* **Challenge**: Reproduce the listing below line for line, with every character unchanged.
══ Stored rows ══
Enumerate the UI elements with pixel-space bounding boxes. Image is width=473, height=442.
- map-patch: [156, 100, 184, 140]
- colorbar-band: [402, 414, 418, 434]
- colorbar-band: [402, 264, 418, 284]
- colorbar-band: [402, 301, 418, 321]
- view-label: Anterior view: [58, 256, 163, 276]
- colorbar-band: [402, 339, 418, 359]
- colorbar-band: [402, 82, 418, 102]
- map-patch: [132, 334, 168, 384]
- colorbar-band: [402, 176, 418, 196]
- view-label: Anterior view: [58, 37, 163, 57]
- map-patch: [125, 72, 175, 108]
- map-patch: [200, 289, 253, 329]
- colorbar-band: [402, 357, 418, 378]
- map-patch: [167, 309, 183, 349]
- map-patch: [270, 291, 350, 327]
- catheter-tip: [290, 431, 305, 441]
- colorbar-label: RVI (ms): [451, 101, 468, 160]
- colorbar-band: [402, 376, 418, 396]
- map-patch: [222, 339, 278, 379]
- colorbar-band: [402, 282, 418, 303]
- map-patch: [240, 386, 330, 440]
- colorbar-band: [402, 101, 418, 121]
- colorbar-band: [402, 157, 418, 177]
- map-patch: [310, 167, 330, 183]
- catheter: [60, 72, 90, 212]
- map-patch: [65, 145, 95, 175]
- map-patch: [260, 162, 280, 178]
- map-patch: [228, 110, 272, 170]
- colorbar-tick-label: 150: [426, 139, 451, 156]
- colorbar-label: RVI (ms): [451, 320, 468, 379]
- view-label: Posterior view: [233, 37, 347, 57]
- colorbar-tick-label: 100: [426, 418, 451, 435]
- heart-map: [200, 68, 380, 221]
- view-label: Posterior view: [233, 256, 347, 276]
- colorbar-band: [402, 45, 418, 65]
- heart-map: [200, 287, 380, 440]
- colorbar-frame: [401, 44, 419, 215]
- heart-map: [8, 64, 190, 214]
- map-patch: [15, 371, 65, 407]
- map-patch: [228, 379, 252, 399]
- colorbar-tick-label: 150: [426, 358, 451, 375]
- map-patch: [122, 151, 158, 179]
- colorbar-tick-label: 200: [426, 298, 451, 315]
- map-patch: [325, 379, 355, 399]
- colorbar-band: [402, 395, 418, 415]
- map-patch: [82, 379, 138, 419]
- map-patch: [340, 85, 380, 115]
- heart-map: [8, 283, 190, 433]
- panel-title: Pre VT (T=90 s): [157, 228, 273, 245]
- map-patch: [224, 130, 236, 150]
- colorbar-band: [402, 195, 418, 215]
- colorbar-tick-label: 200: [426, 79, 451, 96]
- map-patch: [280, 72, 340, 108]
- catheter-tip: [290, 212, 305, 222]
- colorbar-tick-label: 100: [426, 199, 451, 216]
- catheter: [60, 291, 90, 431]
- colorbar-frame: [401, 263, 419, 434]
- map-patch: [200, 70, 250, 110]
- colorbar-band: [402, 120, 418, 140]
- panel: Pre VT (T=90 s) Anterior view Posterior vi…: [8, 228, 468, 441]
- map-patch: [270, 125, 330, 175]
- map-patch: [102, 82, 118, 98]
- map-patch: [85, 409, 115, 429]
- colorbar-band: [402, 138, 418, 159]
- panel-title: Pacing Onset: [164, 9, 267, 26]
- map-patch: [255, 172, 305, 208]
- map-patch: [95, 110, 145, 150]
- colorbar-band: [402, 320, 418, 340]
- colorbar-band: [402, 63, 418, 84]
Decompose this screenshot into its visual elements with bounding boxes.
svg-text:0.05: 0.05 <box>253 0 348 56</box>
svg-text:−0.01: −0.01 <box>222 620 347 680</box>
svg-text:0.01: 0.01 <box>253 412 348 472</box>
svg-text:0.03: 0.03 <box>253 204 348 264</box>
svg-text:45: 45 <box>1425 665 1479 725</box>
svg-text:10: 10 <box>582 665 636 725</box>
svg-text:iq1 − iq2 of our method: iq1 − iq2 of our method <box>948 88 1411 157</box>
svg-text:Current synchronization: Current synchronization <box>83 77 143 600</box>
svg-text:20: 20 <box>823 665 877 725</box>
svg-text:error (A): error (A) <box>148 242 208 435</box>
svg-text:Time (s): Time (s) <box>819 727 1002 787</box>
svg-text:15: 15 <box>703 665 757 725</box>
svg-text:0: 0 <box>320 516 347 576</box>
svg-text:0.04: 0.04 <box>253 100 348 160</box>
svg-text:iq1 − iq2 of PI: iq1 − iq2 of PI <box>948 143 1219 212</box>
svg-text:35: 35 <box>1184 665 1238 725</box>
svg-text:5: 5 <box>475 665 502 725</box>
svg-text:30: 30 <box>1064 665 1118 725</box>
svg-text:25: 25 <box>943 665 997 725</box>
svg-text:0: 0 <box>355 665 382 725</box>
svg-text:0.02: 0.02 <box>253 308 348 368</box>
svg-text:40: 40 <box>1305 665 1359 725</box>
═══
* **Finished task**:
Enumerate the UI elements with pixel-space bounding boxes. Image is width=473, height=442.
- map-patch: [156, 100, 184, 140]
- colorbar-band: [402, 414, 418, 434]
- colorbar-band: [402, 264, 418, 284]
- colorbar-band: [402, 301, 418, 321]
- view-label: Anterior view: [58, 256, 163, 276]
- colorbar-band: [402, 339, 418, 359]
- colorbar-band: [402, 82, 418, 102]
- map-patch: [132, 334, 168, 384]
- colorbar-band: [402, 176, 418, 196]
- view-label: Anterior view: [58, 37, 163, 57]
- map-patch: [125, 72, 175, 108]
- map-patch: [200, 289, 253, 329]
- colorbar-band: [402, 357, 418, 378]
- map-patch: [167, 309, 183, 349]
- map-patch: [270, 291, 350, 327]
- catheter-tip: [290, 431, 305, 441]
- colorbar-label: RVI (ms): [451, 101, 468, 160]
- colorbar-band: [402, 376, 418, 396]
- map-patch: [222, 339, 278, 379]
- colorbar-band: [402, 282, 418, 303]
- map-patch: [240, 386, 330, 440]
- colorbar-band: [402, 101, 418, 121]
- colorbar-band: [402, 157, 418, 177]
- map-patch: [310, 167, 330, 183]
- catheter: [60, 72, 90, 212]
- map-patch: [65, 145, 95, 175]
- map-patch: [260, 162, 280, 178]
- map-patch: [228, 110, 272, 170]
- colorbar-tick-label: 150: [426, 139, 451, 156]
- colorbar-label: RVI (ms): [451, 320, 468, 379]
- view-label: Posterior view: [233, 37, 347, 57]
- colorbar-tick-label: 100: [426, 418, 451, 435]
- heart-map: [200, 68, 380, 221]
- view-label: Posterior view: [233, 256, 347, 276]
- colorbar-band: [402, 45, 418, 65]
- heart-map: [200, 287, 380, 440]
- colorbar-frame: [401, 44, 419, 215]
- heart-map: [8, 64, 190, 214]
- map-patch: [15, 371, 65, 407]
- map-patch: [228, 379, 252, 399]
- colorbar-tick-label: 150: [426, 358, 451, 375]
- map-patch: [122, 151, 158, 179]
- colorbar-tick-label: 200: [426, 298, 451, 315]
- map-patch: [325, 379, 355, 399]
- colorbar-band: [402, 395, 418, 415]
- map-patch: [82, 379, 138, 419]
- map-patch: [340, 85, 380, 115]
- heart-map: [8, 283, 190, 433]
- panel-title: Pre VT (T=90 s): [157, 228, 273, 245]
- map-patch: [224, 130, 236, 150]
- colorbar-band: [402, 195, 418, 215]
- colorbar-tick-label: 200: [426, 79, 451, 96]
- map-patch: [280, 72, 340, 108]
- catheter-tip: [290, 212, 305, 222]
- colorbar-tick-label: 100: [426, 199, 451, 216]
- catheter: [60, 291, 90, 431]
- colorbar-frame: [401, 263, 419, 434]
- map-patch: [200, 70, 250, 110]
- colorbar-band: [402, 120, 418, 140]
- panel: Pre VT (T=90 s) Anterior view Posterior vi…: [8, 228, 468, 441]
- map-patch: [270, 125, 330, 175]
- map-patch: [102, 82, 118, 98]
- map-patch: [85, 409, 115, 429]
- colorbar-band: [402, 138, 418, 159]
- panel-title: Pacing Onset: [164, 9, 267, 26]
- map-patch: [255, 172, 305, 208]
- map-patch: [95, 110, 145, 150]
- colorbar-band: [402, 320, 418, 340]
- colorbar-band: [402, 63, 418, 84]
Decompose this screenshot into its visual elements with bounding boxes.
svg-text:0.05: 0.05 <box>253 0 348 56</box>
svg-text:−0.01: −0.01 <box>222 620 347 680</box>
svg-text:0.01: 0.01 <box>253 412 348 472</box>
svg-text:0.03: 0.03 <box>253 204 348 264</box>
svg-text:45: 45 <box>1425 665 1479 725</box>
svg-text:10: 10 <box>582 665 636 725</box>
svg-text:iq1 − iq2 of our method: iq1 − iq2 of our method <box>948 88 1411 157</box>
svg-text:Current synchronization: Current synchronization <box>83 77 143 600</box>
svg-text:20: 20 <box>823 665 877 725</box>
svg-text:error (A): error (A) <box>148 242 208 435</box>
svg-text:Time (s): Time (s) <box>819 727 1002 787</box>
svg-text:15: 15 <box>703 665 757 725</box>
svg-text:0: 0 <box>320 516 347 576</box>
svg-text:0.04: 0.04 <box>253 100 348 160</box>
svg-text:iq1 − iq2 of PI: iq1 − iq2 of PI <box>948 143 1219 212</box>
svg-text:35: 35 <box>1184 665 1238 725</box>
svg-text:5: 5 <box>475 665 502 725</box>
svg-text:30: 30 <box>1064 665 1118 725</box>
svg-text:25: 25 <box>943 665 997 725</box>
svg-text:0: 0 <box>355 665 382 725</box>
svg-text:0.02: 0.02 <box>253 308 348 368</box>
svg-text:40: 40 <box>1305 665 1359 725</box>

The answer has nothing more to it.